→ Exercise requirements
Exactly as written, print each record in the listing.
● ● ● ●
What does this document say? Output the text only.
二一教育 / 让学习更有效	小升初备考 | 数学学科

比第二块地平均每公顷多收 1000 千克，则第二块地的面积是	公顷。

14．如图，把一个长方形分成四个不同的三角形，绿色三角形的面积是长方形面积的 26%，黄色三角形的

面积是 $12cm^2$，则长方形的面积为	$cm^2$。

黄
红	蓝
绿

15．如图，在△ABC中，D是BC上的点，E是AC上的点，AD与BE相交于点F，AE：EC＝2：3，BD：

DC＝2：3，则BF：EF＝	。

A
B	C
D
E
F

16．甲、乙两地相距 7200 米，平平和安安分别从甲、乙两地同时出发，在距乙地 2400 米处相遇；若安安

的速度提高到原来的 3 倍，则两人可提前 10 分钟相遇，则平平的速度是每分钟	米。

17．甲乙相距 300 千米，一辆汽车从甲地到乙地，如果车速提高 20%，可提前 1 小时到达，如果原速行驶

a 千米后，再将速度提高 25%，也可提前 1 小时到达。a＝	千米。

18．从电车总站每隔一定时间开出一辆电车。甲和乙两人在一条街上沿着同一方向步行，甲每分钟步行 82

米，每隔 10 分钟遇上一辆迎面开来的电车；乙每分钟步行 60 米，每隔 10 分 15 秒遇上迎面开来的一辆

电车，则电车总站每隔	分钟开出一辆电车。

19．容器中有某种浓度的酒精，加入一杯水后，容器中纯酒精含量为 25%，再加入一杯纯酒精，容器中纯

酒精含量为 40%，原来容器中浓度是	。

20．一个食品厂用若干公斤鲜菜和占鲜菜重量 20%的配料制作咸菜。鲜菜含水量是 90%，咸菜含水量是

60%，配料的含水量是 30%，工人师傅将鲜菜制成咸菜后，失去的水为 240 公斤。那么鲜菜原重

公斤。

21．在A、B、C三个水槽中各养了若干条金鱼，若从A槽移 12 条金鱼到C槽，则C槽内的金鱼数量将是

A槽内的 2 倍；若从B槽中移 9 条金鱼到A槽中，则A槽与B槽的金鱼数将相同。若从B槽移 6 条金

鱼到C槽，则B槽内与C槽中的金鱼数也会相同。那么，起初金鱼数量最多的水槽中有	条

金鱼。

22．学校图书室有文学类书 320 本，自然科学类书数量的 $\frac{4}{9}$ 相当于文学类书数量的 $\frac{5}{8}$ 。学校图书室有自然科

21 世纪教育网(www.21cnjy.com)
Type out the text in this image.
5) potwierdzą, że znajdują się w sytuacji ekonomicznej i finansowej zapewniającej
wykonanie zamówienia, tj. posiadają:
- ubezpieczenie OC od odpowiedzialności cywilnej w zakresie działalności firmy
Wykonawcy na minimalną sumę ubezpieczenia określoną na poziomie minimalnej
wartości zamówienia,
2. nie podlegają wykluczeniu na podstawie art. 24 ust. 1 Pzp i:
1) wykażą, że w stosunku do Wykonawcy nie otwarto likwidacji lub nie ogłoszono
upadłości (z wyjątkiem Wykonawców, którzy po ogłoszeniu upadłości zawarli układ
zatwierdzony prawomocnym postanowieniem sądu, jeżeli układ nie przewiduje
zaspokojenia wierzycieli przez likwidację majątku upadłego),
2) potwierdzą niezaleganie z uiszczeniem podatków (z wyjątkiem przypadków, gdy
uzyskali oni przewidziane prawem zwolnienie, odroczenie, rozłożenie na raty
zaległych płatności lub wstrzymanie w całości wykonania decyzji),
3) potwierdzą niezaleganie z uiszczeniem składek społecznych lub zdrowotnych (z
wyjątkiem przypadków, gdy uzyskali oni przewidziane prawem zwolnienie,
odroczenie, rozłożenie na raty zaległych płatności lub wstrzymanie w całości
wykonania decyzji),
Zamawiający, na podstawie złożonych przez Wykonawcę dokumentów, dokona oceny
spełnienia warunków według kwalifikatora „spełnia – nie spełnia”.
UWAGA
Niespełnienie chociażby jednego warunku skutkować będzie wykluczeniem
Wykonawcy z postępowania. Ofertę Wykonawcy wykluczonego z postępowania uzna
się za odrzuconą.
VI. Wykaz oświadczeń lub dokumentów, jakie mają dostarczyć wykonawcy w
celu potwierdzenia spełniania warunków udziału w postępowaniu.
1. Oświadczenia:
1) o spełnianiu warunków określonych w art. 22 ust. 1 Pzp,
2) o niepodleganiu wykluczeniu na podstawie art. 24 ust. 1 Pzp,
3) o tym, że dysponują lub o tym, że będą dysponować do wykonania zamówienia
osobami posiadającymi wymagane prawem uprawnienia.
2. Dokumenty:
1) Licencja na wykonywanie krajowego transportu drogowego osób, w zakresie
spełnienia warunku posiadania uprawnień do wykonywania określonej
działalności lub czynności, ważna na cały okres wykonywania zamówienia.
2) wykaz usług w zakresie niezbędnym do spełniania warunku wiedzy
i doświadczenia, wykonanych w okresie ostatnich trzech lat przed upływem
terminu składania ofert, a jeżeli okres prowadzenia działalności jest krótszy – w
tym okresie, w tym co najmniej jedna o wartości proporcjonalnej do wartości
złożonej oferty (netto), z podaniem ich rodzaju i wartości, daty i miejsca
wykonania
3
● ● ● ●
→ Answer below
What does this document say? Output the text only.
二一教育 / 让学习更有效	小升初备考 | 数学学科

比第二块地平均每公顷多收 1000 千克，则第二块地的面积是	公顷。

14．如图，把一个长方形分成四个不同的三角形，绿色三角形的面积是长方形面积的 26%，黄色三角形的

面积是 $12cm^2$，则长方形的面积为	$cm^2$。

黄
红	蓝
绿

15．如图，在△ABC中，D是BC上的点，E是AC上的点，AD与BE相交于点F，AE：EC＝2：3，BD：

DC＝2：3，则BF：EF＝	。

A
B	C
D
E
F

16．甲、乙两地相距 7200 米，平平和安安分别从甲、乙两地同时出发，在距乙地 2400 米处相遇；若安安

的速度提高到原来的 3 倍，则两人可提前 10 分钟相遇，则平平的速度是每分钟	米。

17．甲乙相距 300 千米，一辆汽车从甲地到乙地，如果车速提高 20%，可提前 1 小时到达，如果原速行驶

a 千米后，再将速度提高 25%，也可提前 1 小时到达。a＝	千米。

18．从电车总站每隔一定时间开出一辆电车。甲和乙两人在一条街上沿着同一方向步行，甲每分钟步行 82

米，每隔 10 分钟遇上一辆迎面开来的电车；乙每分钟步行 60 米，每隔 10 分 15 秒遇上迎面开来的一辆

电车，则电车总站每隔	分钟开出一辆电车。

19．容器中有某种浓度的酒精，加入一杯水后，容器中纯酒精含量为 25%，再加入一杯纯酒精，容器中纯

酒精含量为 40%，原来容器中浓度是	。

20．一个食品厂用若干公斤鲜菜和占鲜菜重量 20%的配料制作咸菜。鲜菜含水量是 90%，咸菜含水量是

60%，配料的含水量是 30%，工人师傅将鲜菜制成咸菜后，失去的水为 240 公斤。那么鲜菜原重

公斤。

21．在A、B、C三个水槽中各养了若干条金鱼，若从A槽移 12 条金鱼到C槽，则C槽内的金鱼数量将是

A槽内的 2 倍；若从B槽中移 9 条金鱼到A槽中，则A槽与B槽的金鱼数将相同。若从B槽移 6 条金

鱼到C槽，则B槽内与C槽中的金鱼数也会相同。那么，起初金鱼数量最多的水槽中有	条

金鱼。

22．学校图书室有文学类书 320 本，自然科学类书数量的 $\frac{4}{9}$ 相当于文学类书数量的 $\frac{5}{8}$ 。学校图书室有自然科

21 世纪教育网(www.21cnjy.com)
Type out the text in this image.
5) potwierdzą, że znajdują się w sytuacji ekonomicznej i finansowej zapewniającej
wykonanie zamówienia, tj. posiadają:
- ubezpieczenie OC od odpowiedzialności cywilnej w zakresie działalności firmy
Wykonawcy na minimalną sumę ubezpieczenia określoną na poziomie minimalnej
wartości zamówienia,
2. nie podlegają wykluczeniu na podstawie art. 24 ust. 1 Pzp i:
1) wykażą, że w stosunku do Wykonawcy nie otwarto likwidacji lub nie ogłoszono
upadłości (z wyjątkiem Wykonawców, którzy po ogłoszeniu upadłości zawarli układ
zatwierdzony prawomocnym postanowieniem sądu, jeżeli układ nie przewiduje
zaspokojenia wierzycieli przez likwidację majątku upadłego),
2) potwierdzą niezaleganie z uiszczeniem podatków (z wyjątkiem przypadków, gdy
uzyskali oni przewidziane prawem zwolnienie, odroczenie, rozłożenie na raty
zaległych płatności lub wstrzymanie w całości wykonania decyzji),
3) potwierdzą niezaleganie z uiszczeniem składek społecznych lub zdrowotnych (z
wyjątkiem przypadków, gdy uzyskali oni przewidziane prawem zwolnienie,
odroczenie, rozłożenie na raty zaległych płatności lub wstrzymanie w całości
wykonania decyzji),
Zamawiający, na podstawie złożonych przez Wykonawcę dokumentów, dokona oceny
spełnienia warunków według kwalifikatora „spełnia – nie spełnia”.
UWAGA
Niespełnienie chociażby jednego warunku skutkować będzie wykluczeniem
Wykonawcy z postępowania. Ofertę Wykonawcy wykluczonego z postępowania uzna
się za odrzuconą.
VI. Wykaz oświadczeń lub dokumentów, jakie mają dostarczyć wykonawcy w
celu potwierdzenia spełniania warunków udziału w postępowaniu.
1. Oświadczenia:
1) o spełnianiu warunków określonych w art. 22 ust. 1 Pzp,
2) o niepodleganiu wykluczeniu na podstawie art. 24 ust. 1 Pzp,
3) o tym, że dysponują lub o tym, że będą dysponować do wykonania zamówienia
osobami posiadającymi wymagane prawem uprawnienia.
2. Dokumenty:
1) Licencja na wykonywanie krajowego transportu drogowego osób, w zakresie
spełnienia warunku posiadania uprawnień do wykonywania określonej
działalności lub czynności, ważna na cały okres wykonywania zamówienia.
2) wykaz usług w zakresie niezbędnym do spełniania warunku wiedzy
i doświadczenia, wykonanych w okresie ostatnich trzech lat przed upływem
terminu składania ofert, a jeżeli okres prowadzenia działalności jest krótszy – w
tym okresie, w tym co najmniej jedna o wartości proporcjonalnej do wartości
złożonej oferty (netto), z podaniem ich rodzaju i wartości, daty i miejsca
wykonania
3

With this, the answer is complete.